PROBLEM DESCRIPTION | Copy out the listing in full, exactly as written, but not its pictures.

SUPPLIED RECORDS |
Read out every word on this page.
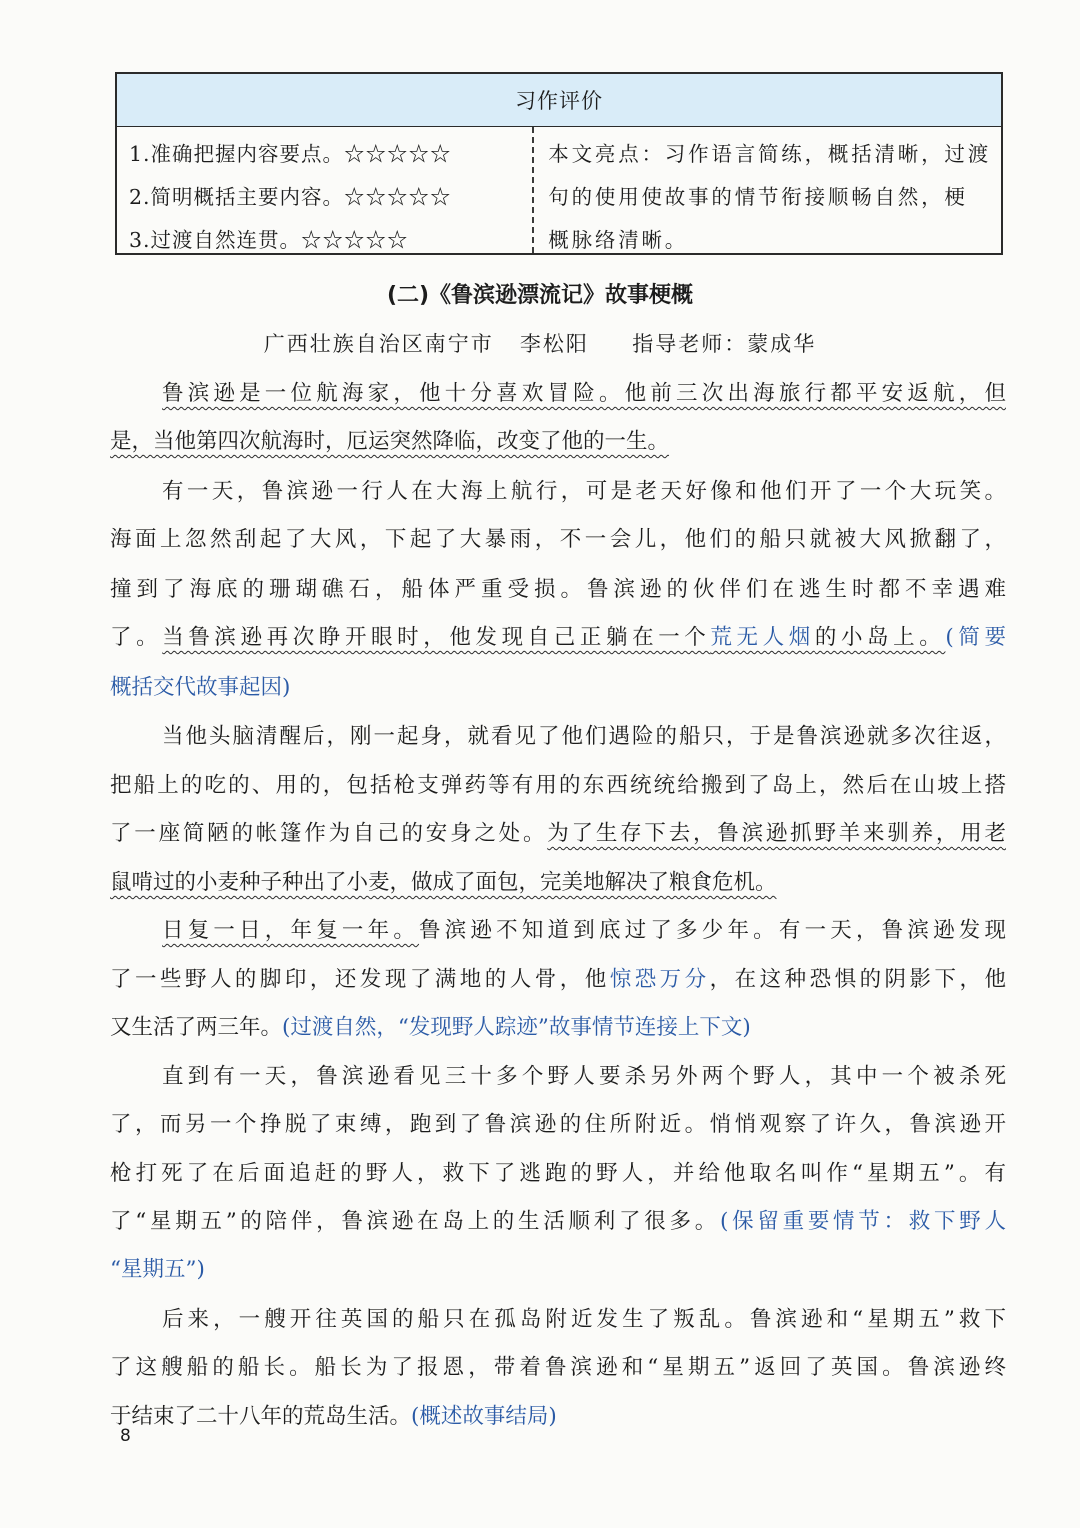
习作评价
1.准确把握内容要点。☆☆☆☆☆
2.简明概括主要内容。☆☆☆☆☆
3.过渡自然连贯。☆☆☆☆☆
本文亮点：习作语言简练，概括清晰，过渡
句的使用使故事的情节衔接顺畅自然，梗
概脉络清晰。
(二)《鲁滨逊漂流记》故事梗概
广西壮族自治区南宁市   李松阳     指导老师：蒙成华
鲁滨逊是一位航海家，他十分喜欢冒险。他前三次出海旅行都平安返航，但
是，当他第四次航海时，厄运突然降临，改变了他的一生。
有一天，鲁滨逊一行人在大海上航行，可是老天好像和他们开了一个大玩笑。
海面上忽然刮起了大风，下起了大暴雨，不一会儿，他们的船只就被大风掀翻了，
撞到了海底的珊瑚礁石，船体严重受损。鲁滨逊的伙伴们在逃生时都不幸遇难
了。当鲁滨逊再次睁开眼时，他发现自己正躺在一个荒无人烟的小岛上。(简要
概括交代故事起因)
当他头脑清醒后，刚一起身，就看见了他们遇险的船只，于是鲁滨逊就多次往返，
把船上的吃的、用的，包括枪支弹药等有用的东西统统给搬到了岛上，然后在山坡上搭
了一座简陋的帐篷作为自己的安身之处。为了生存下去，鲁滨逊抓野羊来驯养，用老
鼠啃过的小麦种子种出了小麦，做成了面包，完美地解决了粮食危机。
日复一日，年复一年。鲁滨逊不知道到底过了多少年。有一天，鲁滨逊发现
了一些野人的脚印，还发现了满地的人骨，他惊恐万分，在这种恐惧的阴影下，他
又生活了两三年。(过渡自然，“发现野人踪迹”故事情节连接上下文)
直到有一天，鲁滨逊看见三十多个野人要杀另外两个野人，其中一个被杀死
了，而另一个挣脱了束缚，跑到了鲁滨逊的住所附近。悄悄观察了许久，鲁滨逊开
枪打死了在后面追赶的野人，救下了逃跑的野人，并给他取名叫作“星期五”。有
了“星期五”的陪伴，鲁滨逊在岛上的生活顺利了很多。(保留重要情节：救下野人
“星期五”)
后来，一艘开往英国的船只在孤岛附近发生了叛乱。鲁滨逊和“星期五”救下
了这艘船的船长。船长为了报恩，带着鲁滨逊和“星期五”返回了英国。鲁滨逊终
于结束了二十八年的荒岛生活。(概述故事结局)
8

WRITTEN ANSWER |
Read out every word on this page.
习作评价
1.准确把握内容要点。☆☆☆☆☆
2.简明概括主要内容。☆☆☆☆☆
3.过渡自然连贯。☆☆☆☆☆
本文亮点：习作语言简练，概括清晰，过渡
句的使用使故事的情节衔接顺畅自然，梗
概脉络清晰。
(二)《鲁滨逊漂流记》故事梗概
广西壮族自治区南宁市   李松阳     指导老师：蒙成华
鲁滨逊是一位航海家，他十分喜欢冒险。他前三次出海旅行都平安返航，但
是，当他第四次航海时，厄运突然降临，改变了他的一生。
有一天，鲁滨逊一行人在大海上航行，可是老天好像和他们开了一个大玩笑。
海面上忽然刮起了大风，下起了大暴雨，不一会儿，他们的船只就被大风掀翻了，
撞到了海底的珊瑚礁石，船体严重受损。鲁滨逊的伙伴们在逃生时都不幸遇难
了。当鲁滨逊再次睁开眼时，他发现自己正躺在一个荒无人烟的小岛上。(简要
概括交代故事起因)
当他头脑清醒后，刚一起身，就看见了他们遇险的船只，于是鲁滨逊就多次往返，
把船上的吃的、用的，包括枪支弹药等有用的东西统统给搬到了岛上，然后在山坡上搭
了一座简陋的帐篷作为自己的安身之处。为了生存下去，鲁滨逊抓野羊来驯养，用老
鼠啃过的小麦种子种出了小麦，做成了面包，完美地解决了粮食危机。
日复一日，年复一年。鲁滨逊不知道到底过了多少年。有一天，鲁滨逊发现
了一些野人的脚印，还发现了满地的人骨，他惊恐万分，在这种恐惧的阴影下，他
又生活了两三年。(过渡自然，“发现野人踪迹”故事情节连接上下文)
直到有一天，鲁滨逊看见三十多个野人要杀另外两个野人，其中一个被杀死
了，而另一个挣脱了束缚，跑到了鲁滨逊的住所附近。悄悄观察了许久，鲁滨逊开
枪打死了在后面追赶的野人，救下了逃跑的野人，并给他取名叫作“星期五”。有
了“星期五”的陪伴，鲁滨逊在岛上的生活顺利了很多。(保留重要情节：救下野人
“星期五”)
后来，一艘开往英国的船只在孤岛附近发生了叛乱。鲁滨逊和“星期五”救下
了这艘船的船长。船长为了报恩，带着鲁滨逊和“星期五”返回了英国。鲁滨逊终
于结束了二十八年的荒岛生活。(概述故事结局)
8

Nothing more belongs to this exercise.